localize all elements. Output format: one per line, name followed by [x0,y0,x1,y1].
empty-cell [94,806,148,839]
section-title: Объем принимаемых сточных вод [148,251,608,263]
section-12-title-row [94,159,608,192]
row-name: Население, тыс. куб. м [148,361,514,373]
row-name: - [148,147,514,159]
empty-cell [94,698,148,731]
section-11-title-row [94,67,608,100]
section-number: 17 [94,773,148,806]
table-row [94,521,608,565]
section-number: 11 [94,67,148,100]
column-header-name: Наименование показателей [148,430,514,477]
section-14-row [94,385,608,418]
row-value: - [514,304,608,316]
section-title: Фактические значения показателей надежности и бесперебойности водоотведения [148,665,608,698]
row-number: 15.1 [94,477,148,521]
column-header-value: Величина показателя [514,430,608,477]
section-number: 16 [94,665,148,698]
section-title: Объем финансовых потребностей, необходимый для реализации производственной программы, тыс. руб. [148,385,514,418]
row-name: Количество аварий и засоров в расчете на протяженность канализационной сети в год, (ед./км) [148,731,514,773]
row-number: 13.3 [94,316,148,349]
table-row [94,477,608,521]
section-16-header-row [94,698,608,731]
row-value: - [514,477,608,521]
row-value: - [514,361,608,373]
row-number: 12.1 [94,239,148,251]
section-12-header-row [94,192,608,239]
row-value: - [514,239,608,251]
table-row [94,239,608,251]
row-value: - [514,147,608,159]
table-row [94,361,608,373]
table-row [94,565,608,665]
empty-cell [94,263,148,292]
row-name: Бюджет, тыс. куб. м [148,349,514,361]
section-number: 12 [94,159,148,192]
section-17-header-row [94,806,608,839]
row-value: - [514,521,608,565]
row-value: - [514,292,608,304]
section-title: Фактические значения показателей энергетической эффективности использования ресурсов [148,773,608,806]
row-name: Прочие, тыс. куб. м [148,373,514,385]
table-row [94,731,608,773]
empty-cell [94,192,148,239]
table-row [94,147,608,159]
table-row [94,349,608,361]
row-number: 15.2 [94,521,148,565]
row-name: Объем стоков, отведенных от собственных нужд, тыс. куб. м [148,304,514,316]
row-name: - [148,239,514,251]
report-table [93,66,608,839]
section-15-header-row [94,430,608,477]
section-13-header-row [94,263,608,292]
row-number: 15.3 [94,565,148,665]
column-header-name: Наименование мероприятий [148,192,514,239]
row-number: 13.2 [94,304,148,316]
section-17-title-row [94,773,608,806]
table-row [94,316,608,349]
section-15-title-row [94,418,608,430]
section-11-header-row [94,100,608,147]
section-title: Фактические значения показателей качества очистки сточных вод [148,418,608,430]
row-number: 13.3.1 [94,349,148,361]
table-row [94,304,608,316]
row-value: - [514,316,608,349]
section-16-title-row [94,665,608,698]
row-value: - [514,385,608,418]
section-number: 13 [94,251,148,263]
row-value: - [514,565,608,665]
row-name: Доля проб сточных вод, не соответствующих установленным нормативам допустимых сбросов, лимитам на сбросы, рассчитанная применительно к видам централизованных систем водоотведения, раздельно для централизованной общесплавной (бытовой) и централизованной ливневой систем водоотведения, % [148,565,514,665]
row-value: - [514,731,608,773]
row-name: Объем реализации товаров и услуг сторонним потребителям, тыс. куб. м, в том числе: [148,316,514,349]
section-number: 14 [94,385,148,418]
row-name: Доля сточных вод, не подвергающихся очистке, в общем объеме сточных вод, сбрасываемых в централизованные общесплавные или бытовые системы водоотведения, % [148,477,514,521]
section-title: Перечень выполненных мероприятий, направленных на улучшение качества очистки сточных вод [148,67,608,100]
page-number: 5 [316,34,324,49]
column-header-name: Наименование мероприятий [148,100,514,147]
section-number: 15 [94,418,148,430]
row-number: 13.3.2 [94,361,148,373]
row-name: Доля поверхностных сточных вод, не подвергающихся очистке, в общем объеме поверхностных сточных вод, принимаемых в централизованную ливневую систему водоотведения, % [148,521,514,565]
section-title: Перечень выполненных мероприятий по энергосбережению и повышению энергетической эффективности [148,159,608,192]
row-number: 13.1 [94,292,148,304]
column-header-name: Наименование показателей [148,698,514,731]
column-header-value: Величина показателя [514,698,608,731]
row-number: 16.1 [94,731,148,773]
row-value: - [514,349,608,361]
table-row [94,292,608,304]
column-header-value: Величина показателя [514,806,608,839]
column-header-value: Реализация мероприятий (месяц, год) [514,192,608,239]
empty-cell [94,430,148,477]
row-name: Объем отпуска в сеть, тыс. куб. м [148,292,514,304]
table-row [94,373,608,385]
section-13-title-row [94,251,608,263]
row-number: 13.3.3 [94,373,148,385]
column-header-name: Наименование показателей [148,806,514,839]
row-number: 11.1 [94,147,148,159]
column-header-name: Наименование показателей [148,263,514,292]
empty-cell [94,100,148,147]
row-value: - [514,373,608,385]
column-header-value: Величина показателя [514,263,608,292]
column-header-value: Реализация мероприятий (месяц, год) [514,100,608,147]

----

◆ SHORT TASK ◆
Please gather every line of the items above that contains the word "принимаемых". Case counts.

◆ ANSWER ◆
section-title: Объем принимаемых сточных вод [148,251,608,263]
row-name: Доля поверхностных сточных вод, не подвергающихся очистке, в общем объеме поверхностных сточных вод, принимаемых в централизованную ливневую систему водоотведения, % [148,521,514,565]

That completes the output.